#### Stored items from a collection
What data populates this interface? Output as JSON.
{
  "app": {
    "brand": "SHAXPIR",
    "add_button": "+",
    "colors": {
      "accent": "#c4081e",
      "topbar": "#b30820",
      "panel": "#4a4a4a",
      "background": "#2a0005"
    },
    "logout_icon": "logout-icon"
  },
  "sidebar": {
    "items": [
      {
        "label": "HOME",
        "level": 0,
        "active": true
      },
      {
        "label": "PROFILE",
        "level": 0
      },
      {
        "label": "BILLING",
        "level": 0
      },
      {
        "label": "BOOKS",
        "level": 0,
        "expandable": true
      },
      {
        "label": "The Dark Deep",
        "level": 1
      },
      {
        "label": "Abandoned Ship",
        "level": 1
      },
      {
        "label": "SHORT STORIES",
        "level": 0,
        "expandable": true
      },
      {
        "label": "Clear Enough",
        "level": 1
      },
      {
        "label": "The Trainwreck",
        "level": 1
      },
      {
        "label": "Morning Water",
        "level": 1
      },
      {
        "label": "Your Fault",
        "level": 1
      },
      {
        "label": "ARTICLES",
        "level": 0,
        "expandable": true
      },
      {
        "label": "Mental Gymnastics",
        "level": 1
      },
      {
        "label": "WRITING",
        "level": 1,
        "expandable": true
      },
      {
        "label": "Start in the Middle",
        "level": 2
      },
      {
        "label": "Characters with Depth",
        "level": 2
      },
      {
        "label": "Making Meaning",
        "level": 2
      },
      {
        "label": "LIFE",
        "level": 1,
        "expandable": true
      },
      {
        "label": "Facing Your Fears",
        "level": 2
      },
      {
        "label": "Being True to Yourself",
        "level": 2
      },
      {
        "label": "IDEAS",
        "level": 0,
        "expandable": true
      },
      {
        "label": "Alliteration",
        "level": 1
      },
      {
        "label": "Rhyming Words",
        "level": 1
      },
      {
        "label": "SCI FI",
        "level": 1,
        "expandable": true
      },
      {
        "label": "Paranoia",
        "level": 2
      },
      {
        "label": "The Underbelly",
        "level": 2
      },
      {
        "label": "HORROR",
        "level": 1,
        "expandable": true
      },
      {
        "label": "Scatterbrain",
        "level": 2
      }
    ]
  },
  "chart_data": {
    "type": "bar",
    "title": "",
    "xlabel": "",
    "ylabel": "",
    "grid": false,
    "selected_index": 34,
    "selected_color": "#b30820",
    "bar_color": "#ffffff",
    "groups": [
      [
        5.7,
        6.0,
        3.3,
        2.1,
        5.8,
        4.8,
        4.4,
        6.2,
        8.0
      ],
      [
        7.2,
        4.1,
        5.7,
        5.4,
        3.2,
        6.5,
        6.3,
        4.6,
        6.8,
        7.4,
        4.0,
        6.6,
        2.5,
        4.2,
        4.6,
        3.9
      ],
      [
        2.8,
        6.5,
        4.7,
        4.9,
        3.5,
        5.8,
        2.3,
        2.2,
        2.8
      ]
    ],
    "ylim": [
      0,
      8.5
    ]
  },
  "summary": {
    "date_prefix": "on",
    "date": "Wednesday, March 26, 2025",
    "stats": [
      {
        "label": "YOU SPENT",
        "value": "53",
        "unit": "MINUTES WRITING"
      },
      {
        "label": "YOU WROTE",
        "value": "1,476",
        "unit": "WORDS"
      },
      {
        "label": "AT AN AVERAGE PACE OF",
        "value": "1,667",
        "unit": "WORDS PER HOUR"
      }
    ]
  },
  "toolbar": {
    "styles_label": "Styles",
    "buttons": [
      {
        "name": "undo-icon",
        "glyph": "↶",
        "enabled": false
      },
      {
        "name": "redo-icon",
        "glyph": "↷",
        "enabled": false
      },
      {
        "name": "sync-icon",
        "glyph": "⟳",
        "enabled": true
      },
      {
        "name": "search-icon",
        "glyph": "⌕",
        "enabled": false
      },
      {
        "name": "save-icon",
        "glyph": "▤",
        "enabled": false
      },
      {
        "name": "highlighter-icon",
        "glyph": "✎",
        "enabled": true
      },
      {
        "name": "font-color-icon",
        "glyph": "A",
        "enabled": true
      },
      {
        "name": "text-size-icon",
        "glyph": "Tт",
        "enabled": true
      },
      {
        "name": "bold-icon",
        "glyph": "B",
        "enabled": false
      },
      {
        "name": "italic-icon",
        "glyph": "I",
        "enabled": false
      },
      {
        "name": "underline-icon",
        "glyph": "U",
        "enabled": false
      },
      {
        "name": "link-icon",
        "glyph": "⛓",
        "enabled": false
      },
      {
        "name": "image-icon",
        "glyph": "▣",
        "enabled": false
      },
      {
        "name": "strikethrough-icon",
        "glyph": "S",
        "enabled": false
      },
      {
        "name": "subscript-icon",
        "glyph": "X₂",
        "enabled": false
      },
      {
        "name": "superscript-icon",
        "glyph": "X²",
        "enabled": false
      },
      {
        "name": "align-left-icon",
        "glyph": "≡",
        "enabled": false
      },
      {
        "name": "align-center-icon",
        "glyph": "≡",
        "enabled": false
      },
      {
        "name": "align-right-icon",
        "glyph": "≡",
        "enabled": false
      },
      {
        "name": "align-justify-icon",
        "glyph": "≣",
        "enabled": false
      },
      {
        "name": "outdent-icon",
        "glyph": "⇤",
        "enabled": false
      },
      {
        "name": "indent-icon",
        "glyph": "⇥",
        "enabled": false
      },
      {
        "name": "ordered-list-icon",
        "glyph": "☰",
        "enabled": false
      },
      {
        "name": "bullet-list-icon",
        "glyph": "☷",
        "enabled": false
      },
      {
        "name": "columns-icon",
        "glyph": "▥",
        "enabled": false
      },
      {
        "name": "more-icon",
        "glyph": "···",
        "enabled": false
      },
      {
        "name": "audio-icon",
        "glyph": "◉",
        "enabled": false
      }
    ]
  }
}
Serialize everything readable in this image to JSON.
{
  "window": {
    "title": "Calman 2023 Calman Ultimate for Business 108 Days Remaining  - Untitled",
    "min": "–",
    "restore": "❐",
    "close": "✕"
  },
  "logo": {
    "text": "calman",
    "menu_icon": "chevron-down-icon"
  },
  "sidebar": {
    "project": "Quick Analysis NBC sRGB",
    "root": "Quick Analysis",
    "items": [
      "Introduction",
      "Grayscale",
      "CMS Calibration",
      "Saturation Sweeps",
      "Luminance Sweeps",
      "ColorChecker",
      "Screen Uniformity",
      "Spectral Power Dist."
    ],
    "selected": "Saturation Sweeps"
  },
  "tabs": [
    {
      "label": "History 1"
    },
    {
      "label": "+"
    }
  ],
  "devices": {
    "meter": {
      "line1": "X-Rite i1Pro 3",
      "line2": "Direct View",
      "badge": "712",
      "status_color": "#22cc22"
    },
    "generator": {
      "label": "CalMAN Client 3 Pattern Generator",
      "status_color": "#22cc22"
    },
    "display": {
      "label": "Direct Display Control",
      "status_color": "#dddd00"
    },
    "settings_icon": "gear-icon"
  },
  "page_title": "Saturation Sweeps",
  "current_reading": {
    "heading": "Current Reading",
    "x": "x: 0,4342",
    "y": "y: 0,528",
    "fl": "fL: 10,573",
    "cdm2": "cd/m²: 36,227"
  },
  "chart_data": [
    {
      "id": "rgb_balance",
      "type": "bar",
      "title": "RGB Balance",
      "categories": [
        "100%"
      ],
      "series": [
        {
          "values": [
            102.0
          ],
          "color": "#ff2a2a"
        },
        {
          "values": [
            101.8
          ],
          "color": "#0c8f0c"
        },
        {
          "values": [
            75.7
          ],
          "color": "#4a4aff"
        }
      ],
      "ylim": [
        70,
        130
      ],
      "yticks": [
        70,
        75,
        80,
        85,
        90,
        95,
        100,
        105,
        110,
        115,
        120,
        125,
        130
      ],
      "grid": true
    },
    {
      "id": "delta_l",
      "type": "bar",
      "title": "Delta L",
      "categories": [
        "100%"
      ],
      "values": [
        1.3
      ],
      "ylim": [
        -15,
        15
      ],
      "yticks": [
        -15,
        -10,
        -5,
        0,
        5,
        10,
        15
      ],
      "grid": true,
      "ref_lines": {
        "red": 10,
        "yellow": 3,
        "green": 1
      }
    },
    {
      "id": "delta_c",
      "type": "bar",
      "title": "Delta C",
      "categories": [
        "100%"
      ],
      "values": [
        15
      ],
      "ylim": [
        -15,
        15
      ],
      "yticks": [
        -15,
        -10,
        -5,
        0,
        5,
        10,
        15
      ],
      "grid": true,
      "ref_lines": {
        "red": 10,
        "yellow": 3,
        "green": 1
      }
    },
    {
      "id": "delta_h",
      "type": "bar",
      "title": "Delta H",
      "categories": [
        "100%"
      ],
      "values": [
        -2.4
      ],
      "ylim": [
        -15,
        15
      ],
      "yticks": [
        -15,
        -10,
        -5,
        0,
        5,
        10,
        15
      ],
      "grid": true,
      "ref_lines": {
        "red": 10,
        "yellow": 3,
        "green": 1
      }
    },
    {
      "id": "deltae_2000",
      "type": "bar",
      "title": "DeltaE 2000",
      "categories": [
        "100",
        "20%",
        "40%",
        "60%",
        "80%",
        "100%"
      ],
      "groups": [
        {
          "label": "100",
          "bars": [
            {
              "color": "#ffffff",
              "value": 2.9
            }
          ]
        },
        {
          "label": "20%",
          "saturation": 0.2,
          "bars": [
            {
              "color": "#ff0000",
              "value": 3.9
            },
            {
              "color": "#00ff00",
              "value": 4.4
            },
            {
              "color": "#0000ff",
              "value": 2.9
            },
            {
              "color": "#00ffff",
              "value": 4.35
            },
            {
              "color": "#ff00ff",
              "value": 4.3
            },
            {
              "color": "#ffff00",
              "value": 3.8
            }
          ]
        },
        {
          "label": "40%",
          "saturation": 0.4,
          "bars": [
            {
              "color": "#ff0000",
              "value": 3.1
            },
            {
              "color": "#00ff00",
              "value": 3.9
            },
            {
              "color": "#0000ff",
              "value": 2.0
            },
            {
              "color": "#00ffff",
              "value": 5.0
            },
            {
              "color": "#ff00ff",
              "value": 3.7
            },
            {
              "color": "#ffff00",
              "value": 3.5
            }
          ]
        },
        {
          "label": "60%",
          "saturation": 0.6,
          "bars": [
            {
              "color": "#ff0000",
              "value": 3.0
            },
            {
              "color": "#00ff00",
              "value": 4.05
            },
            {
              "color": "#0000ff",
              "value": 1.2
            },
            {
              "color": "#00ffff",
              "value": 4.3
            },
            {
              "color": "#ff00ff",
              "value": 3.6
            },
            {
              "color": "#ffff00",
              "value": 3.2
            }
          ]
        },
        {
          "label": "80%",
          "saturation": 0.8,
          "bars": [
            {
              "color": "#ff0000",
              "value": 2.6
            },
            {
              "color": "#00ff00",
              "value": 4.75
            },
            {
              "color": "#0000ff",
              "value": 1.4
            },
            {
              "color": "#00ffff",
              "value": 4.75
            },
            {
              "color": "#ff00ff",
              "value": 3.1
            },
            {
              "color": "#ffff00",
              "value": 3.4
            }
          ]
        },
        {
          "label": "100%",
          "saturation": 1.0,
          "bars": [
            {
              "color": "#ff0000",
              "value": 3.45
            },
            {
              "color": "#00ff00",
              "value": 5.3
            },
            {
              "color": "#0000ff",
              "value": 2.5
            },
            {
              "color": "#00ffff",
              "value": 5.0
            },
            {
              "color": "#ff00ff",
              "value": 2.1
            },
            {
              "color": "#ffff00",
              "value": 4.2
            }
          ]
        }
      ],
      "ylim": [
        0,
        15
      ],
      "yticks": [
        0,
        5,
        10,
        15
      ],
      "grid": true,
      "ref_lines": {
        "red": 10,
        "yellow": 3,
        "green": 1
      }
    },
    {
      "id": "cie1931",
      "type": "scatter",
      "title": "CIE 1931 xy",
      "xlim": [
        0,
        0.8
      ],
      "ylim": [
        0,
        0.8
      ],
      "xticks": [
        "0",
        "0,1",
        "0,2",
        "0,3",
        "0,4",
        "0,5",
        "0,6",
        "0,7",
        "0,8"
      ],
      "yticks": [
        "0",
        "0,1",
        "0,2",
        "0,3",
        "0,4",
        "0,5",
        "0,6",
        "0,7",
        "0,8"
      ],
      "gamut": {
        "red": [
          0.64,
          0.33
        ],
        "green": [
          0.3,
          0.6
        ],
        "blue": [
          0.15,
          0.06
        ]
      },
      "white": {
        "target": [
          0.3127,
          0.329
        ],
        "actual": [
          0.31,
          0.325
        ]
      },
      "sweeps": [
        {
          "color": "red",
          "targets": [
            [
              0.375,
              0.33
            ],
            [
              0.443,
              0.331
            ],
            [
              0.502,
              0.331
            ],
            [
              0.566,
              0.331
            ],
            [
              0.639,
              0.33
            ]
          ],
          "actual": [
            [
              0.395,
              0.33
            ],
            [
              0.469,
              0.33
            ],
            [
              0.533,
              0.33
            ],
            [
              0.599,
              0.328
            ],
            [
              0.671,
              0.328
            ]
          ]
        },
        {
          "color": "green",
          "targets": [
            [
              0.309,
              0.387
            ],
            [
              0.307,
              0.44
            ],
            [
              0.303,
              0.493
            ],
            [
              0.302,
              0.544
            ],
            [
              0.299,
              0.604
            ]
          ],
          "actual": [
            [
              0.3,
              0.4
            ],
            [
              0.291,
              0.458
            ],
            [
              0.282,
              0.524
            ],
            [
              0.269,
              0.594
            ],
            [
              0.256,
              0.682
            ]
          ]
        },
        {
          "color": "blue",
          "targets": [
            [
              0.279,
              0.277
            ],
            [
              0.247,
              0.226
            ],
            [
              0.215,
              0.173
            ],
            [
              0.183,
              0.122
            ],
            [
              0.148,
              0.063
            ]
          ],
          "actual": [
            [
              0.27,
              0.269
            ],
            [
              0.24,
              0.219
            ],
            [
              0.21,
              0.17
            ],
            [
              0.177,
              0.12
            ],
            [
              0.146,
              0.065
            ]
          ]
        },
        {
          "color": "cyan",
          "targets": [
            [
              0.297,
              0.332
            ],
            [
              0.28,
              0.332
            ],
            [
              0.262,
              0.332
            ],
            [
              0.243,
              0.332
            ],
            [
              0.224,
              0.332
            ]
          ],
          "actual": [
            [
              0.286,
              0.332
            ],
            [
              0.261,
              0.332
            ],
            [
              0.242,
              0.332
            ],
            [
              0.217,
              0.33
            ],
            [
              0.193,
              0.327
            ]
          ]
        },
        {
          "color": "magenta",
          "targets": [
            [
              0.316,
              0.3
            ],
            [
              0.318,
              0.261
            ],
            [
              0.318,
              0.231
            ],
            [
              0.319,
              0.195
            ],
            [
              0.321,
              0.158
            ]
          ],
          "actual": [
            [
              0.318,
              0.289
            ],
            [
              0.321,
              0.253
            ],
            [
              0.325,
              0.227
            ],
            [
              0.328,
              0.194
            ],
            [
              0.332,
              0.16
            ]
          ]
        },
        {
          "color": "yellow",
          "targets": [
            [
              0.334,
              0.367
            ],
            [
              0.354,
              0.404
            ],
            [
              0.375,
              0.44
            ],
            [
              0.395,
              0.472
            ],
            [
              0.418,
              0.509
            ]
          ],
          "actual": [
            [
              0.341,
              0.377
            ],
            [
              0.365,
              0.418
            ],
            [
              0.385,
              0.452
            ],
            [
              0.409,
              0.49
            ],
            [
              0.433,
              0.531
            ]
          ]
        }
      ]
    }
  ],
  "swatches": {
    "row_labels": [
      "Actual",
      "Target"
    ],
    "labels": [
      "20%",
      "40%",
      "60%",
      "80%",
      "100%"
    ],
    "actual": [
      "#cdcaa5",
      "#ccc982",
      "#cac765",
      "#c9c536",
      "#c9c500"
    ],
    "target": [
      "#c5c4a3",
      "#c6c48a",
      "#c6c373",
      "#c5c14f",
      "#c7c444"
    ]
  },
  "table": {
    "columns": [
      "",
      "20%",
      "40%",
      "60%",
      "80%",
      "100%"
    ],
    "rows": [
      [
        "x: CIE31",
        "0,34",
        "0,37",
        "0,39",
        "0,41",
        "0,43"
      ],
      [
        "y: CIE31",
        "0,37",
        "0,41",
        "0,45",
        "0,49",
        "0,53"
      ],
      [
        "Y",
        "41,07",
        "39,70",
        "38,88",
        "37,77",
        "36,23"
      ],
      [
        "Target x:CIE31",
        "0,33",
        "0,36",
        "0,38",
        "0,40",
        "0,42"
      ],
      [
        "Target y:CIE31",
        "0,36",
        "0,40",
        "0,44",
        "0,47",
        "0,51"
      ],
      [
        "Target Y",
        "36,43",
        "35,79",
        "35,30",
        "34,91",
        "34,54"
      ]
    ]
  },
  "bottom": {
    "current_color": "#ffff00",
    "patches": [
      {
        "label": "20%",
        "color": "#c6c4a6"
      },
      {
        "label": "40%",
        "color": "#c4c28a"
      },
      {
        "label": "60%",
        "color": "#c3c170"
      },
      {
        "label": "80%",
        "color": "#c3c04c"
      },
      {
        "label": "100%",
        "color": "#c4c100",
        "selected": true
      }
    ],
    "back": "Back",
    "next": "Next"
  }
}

#### Exercise goal
Return each line of the listing that holds the string "JSON".

#### Task result
What data populates this interface? Output as JSON.
Serialize everything readable in this image to JSON.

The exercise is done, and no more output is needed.